• **Required task**: Repeat everything in the material exactly.

>> START

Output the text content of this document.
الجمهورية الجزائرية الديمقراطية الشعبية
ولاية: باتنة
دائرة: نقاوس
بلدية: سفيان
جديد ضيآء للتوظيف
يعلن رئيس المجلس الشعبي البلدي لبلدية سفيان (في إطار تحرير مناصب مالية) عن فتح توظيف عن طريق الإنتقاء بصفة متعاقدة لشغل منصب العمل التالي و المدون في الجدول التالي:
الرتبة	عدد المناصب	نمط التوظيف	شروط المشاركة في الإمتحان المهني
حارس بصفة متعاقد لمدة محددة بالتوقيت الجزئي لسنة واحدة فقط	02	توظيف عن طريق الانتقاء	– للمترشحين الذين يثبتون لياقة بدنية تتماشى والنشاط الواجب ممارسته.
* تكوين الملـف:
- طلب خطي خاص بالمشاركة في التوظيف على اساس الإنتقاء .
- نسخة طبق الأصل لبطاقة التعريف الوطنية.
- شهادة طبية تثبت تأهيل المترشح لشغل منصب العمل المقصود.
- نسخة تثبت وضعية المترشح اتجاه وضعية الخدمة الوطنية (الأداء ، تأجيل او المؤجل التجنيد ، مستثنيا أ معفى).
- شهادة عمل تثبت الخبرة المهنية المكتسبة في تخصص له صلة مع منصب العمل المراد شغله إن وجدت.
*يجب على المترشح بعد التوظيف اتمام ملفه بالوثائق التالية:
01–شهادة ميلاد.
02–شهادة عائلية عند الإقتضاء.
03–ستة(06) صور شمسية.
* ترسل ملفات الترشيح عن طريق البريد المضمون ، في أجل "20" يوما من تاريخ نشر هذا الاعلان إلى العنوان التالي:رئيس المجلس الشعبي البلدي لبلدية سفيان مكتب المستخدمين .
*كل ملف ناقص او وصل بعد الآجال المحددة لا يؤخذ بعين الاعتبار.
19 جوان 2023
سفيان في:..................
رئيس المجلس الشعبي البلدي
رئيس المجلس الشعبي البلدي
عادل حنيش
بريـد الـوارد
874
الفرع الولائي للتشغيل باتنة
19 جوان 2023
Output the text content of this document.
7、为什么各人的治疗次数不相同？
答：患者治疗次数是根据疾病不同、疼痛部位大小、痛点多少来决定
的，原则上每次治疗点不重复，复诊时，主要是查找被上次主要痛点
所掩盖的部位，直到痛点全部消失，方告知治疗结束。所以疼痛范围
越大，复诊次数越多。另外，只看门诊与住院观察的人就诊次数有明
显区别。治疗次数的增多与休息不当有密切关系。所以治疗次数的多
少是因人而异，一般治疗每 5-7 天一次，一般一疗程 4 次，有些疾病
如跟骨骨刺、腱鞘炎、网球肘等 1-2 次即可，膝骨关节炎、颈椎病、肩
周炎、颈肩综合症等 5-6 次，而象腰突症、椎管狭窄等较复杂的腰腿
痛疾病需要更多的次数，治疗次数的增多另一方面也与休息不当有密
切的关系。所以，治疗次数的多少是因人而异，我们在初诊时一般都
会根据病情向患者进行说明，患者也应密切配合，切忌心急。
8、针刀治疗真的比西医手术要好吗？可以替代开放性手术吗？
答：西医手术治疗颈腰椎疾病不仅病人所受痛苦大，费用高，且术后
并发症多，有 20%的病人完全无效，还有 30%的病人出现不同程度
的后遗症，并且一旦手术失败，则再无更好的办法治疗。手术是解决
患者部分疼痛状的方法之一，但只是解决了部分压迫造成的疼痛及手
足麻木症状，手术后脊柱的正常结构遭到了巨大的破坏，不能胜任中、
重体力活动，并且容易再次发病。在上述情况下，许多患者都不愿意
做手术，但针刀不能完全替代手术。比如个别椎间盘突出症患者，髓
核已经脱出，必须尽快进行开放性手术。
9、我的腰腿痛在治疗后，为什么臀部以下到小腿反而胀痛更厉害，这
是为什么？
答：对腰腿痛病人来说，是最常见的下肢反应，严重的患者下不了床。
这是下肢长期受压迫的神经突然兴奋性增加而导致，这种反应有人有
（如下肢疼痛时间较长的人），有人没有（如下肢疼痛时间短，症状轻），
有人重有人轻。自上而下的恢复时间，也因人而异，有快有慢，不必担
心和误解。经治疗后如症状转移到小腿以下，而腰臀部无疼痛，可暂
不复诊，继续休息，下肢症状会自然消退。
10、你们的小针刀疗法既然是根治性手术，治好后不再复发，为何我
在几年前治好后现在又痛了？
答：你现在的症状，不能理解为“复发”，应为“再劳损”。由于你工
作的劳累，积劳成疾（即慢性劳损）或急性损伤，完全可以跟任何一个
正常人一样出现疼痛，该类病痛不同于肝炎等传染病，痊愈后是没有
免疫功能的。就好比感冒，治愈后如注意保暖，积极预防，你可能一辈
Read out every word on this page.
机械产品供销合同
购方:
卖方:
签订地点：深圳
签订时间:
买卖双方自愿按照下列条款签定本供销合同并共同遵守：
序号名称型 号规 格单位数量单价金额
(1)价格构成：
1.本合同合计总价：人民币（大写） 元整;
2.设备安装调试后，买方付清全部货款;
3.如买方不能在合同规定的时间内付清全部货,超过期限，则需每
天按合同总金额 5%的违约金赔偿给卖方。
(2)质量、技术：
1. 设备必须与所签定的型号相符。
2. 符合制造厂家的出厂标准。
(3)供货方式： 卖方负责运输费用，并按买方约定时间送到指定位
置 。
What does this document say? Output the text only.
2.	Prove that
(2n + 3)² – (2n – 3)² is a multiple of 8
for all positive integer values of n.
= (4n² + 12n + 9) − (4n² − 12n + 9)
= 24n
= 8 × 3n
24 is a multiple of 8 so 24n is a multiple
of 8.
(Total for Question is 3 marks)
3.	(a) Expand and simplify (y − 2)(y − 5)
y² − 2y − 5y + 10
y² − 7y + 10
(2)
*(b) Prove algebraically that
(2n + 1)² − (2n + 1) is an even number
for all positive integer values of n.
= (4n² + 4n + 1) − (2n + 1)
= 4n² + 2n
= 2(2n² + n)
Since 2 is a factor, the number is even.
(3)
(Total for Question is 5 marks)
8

>> END

• **Exercise response**:
Output the text content of this document.
الجمهورية الجزائرية الديمقراطية الشعبية
ولاية: باتنة
دائرة: نقاوس
بلدية: سفيان
جديد ضيآء للتوظيف
يعلن رئيس المجلس الشعبي البلدي لبلدية سفيان (في إطار تحرير مناصب مالية) عن فتح توظيف عن طريق الإنتقاء بصفة متعاقدة لشغل منصب العمل التالي و المدون في الجدول التالي:
الرتبة	عدد المناصب	نمط التوظيف	شروط المشاركة في الإمتحان المهني
حارس بصفة متعاقد لمدة محددة بالتوقيت الجزئي لسنة واحدة فقط	02	توظيف عن طريق الانتقاء	– للمترشحين الذين يثبتون لياقة بدنية تتماشى والنشاط الواجب ممارسته.
* تكوين الملـف:
- طلب خطي خاص بالمشاركة في التوظيف على اساس الإنتقاء .
- نسخة طبق الأصل لبطاقة التعريف الوطنية.
- شهادة طبية تثبت تأهيل المترشح لشغل منصب العمل المقصود.
- نسخة تثبت وضعية المترشح اتجاه وضعية الخدمة الوطنية (الأداء ، تأجيل او المؤجل التجنيد ، مستثنيا أ معفى).
- شهادة عمل تثبت الخبرة المهنية المكتسبة في تخصص له صلة مع منصب العمل المراد شغله إن وجدت.
*يجب على المترشح بعد التوظيف اتمام ملفه بالوثائق التالية:
01–شهادة ميلاد.
02–شهادة عائلية عند الإقتضاء.
03–ستة(06) صور شمسية.
* ترسل ملفات الترشيح عن طريق البريد المضمون ، في أجل "20" يوما من تاريخ نشر هذا الاعلان إلى العنوان التالي:رئيس المجلس الشعبي البلدي لبلدية سفيان مكتب المستخدمين .
*كل ملف ناقص او وصل بعد الآجال المحددة لا يؤخذ بعين الاعتبار.
19 جوان 2023
سفيان في:..................
رئيس المجلس الشعبي البلدي
رئيس المجلس الشعبي البلدي
عادل حنيش
بريـد الـوارد
874
الفرع الولائي للتشغيل باتنة
19 جوان 2023
Output the text content of this document.
7、为什么各人的治疗次数不相同？
答：患者治疗次数是根据疾病不同、疼痛部位大小、痛点多少来决定
的，原则上每次治疗点不重复，复诊时，主要是查找被上次主要痛点
所掩盖的部位，直到痛点全部消失，方告知治疗结束。所以疼痛范围
越大，复诊次数越多。另外，只看门诊与住院观察的人就诊次数有明
显区别。治疗次数的增多与休息不当有密切关系。所以治疗次数的多
少是因人而异，一般治疗每 5-7 天一次，一般一疗程 4 次，有些疾病
如跟骨骨刺、腱鞘炎、网球肘等 1-2 次即可，膝骨关节炎、颈椎病、肩
周炎、颈肩综合症等 5-6 次，而象腰突症、椎管狭窄等较复杂的腰腿
痛疾病需要更多的次数，治疗次数的增多另一方面也与休息不当有密
切的关系。所以，治疗次数的多少是因人而异，我们在初诊时一般都
会根据病情向患者进行说明，患者也应密切配合，切忌心急。
8、针刀治疗真的比西医手术要好吗？可以替代开放性手术吗？
答：西医手术治疗颈腰椎疾病不仅病人所受痛苦大，费用高，且术后
并发症多，有 20%的病人完全无效，还有 30%的病人出现不同程度
的后遗症，并且一旦手术失败，则再无更好的办法治疗。手术是解决
患者部分疼痛状的方法之一，但只是解决了部分压迫造成的疼痛及手
足麻木症状，手术后脊柱的正常结构遭到了巨大的破坏，不能胜任中、
重体力活动，并且容易再次发病。在上述情况下，许多患者都不愿意
做手术，但针刀不能完全替代手术。比如个别椎间盘突出症患者，髓
核已经脱出，必须尽快进行开放性手术。
9、我的腰腿痛在治疗后，为什么臀部以下到小腿反而胀痛更厉害，这
是为什么？
答：对腰腿痛病人来说，是最常见的下肢反应，严重的患者下不了床。
这是下肢长期受压迫的神经突然兴奋性增加而导致，这种反应有人有
（如下肢疼痛时间较长的人），有人没有（如下肢疼痛时间短，症状轻），
有人重有人轻。自上而下的恢复时间，也因人而异，有快有慢，不必担
心和误解。经治疗后如症状转移到小腿以下，而腰臀部无疼痛，可暂
不复诊，继续休息，下肢症状会自然消退。
10、你们的小针刀疗法既然是根治性手术，治好后不再复发，为何我
在几年前治好后现在又痛了？
答：你现在的症状，不能理解为“复发”，应为“再劳损”。由于你工
作的劳累，积劳成疾（即慢性劳损）或急性损伤，完全可以跟任何一个
正常人一样出现疼痛，该类病痛不同于肝炎等传染病，痊愈后是没有
免疫功能的。就好比感冒，治愈后如注意保暖，积极预防，你可能一辈
Read out every word on this page.
机械产品供销合同
购方:
卖方:
签订地点：深圳
签订时间:
买卖双方自愿按照下列条款签定本供销合同并共同遵守：
序号名称型 号规 格单位数量单价金额
(1)价格构成：
1.本合同合计总价：人民币（大写） 元整;
2.设备安装调试后，买方付清全部货款;
3.如买方不能在合同规定的时间内付清全部货,超过期限，则需每
天按合同总金额 5%的违约金赔偿给卖方。
(2)质量、技术：
1. 设备必须与所签定的型号相符。
2. 符合制造厂家的出厂标准。
(3)供货方式： 卖方负责运输费用，并按买方约定时间送到指定位
置 。
What does this document say? Output the text only.
2.	Prove that
(2n + 3)² – (2n – 3)² is a multiple of 8
for all positive integer values of n.
= (4n² + 12n + 9) − (4n² − 12n + 9)
= 24n
= 8 × 3n
24 is a multiple of 8 so 24n is a multiple
of 8.
(Total for Question is 3 marks)
3.	(a) Expand and simplify (y − 2)(y − 5)
y² − 2y − 5y + 10
y² − 7y + 10
(2)
*(b) Prove algebraically that
(2n + 1)² − (2n + 1) is an even number
for all positive integer values of n.
= (4n² + 4n + 1) − (2n + 1)
= 4n² + 2n
= 2(2n² + n)
Since 2 is a factor, the number is even.
(3)
(Total for Question is 5 marks)
8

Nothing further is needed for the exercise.